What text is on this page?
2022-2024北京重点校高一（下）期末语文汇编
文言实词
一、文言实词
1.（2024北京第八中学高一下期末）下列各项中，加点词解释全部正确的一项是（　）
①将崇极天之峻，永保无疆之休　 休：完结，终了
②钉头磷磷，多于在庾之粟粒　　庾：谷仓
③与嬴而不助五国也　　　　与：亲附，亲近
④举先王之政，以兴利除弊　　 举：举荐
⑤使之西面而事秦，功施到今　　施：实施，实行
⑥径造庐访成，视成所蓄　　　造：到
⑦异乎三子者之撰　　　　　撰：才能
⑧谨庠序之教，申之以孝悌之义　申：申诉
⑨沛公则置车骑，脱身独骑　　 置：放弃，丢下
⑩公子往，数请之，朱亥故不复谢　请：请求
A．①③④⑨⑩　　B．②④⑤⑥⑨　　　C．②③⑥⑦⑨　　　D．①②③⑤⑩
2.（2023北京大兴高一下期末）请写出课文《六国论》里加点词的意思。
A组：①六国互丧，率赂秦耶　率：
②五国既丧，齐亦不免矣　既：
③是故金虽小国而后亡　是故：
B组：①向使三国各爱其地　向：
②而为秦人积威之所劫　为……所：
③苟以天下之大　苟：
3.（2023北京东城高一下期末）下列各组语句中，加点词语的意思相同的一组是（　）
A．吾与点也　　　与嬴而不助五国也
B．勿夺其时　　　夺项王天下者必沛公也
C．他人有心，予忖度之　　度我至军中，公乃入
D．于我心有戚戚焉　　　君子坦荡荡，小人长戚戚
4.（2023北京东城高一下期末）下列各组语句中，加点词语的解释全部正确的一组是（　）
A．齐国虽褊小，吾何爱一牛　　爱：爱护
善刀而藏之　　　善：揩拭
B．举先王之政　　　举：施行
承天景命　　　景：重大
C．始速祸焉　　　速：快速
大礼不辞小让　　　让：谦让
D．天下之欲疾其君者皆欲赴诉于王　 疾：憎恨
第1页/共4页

» **GIVEN PROBLEM**:
Would you write down every record again, exactly?

» **SOLUTION FOR THIS TASK**:
What text is on this page?
2022-2024北京重点校高一（下）期末语文汇编
文言实词
一、文言实词
1.（2024北京第八中学高一下期末）下列各项中，加点词解释全部正确的一项是（　）
①将崇极天之峻，永保无疆之休　 休：完结，终了
②钉头磷磷，多于在庾之粟粒　　庾：谷仓
③与嬴而不助五国也　　　　与：亲附，亲近
④举先王之政，以兴利除弊　　 举：举荐
⑤使之西面而事秦，功施到今　　施：实施，实行
⑥径造庐访成，视成所蓄　　　造：到
⑦异乎三子者之撰　　　　　撰：才能
⑧谨庠序之教，申之以孝悌之义　申：申诉
⑨沛公则置车骑，脱身独骑　　 置：放弃，丢下
⑩公子往，数请之，朱亥故不复谢　请：请求
A．①③④⑨⑩　　B．②④⑤⑥⑨　　　C．②③⑥⑦⑨　　　D．①②③⑤⑩
2.（2023北京大兴高一下期末）请写出课文《六国论》里加点词的意思。
A组：①六国互丧，率赂秦耶　率：
②五国既丧，齐亦不免矣　既：
③是故金虽小国而后亡　是故：
B组：①向使三国各爱其地　向：
②而为秦人积威之所劫　为……所：
③苟以天下之大　苟：
3.（2023北京东城高一下期末）下列各组语句中，加点词语的意思相同的一组是（　）
A．吾与点也　　　与嬴而不助五国也
B．勿夺其时　　　夺项王天下者必沛公也
C．他人有心，予忖度之　　度我至军中，公乃入
D．于我心有戚戚焉　　　君子坦荡荡，小人长戚戚
4.（2023北京东城高一下期末）下列各组语句中，加点词语的解释全部正确的一组是（　）
A．齐国虽褊小，吾何爱一牛　　爱：爱护
善刀而藏之　　　善：揩拭
B．举先王之政　　　举：施行
承天景命　　　景：重大
C．始速祸焉　　　速：快速
大礼不辞小让　　　让：谦让
D．天下之欲疾其君者皆欲赴诉于王　 疾：憎恨
第1页/共4页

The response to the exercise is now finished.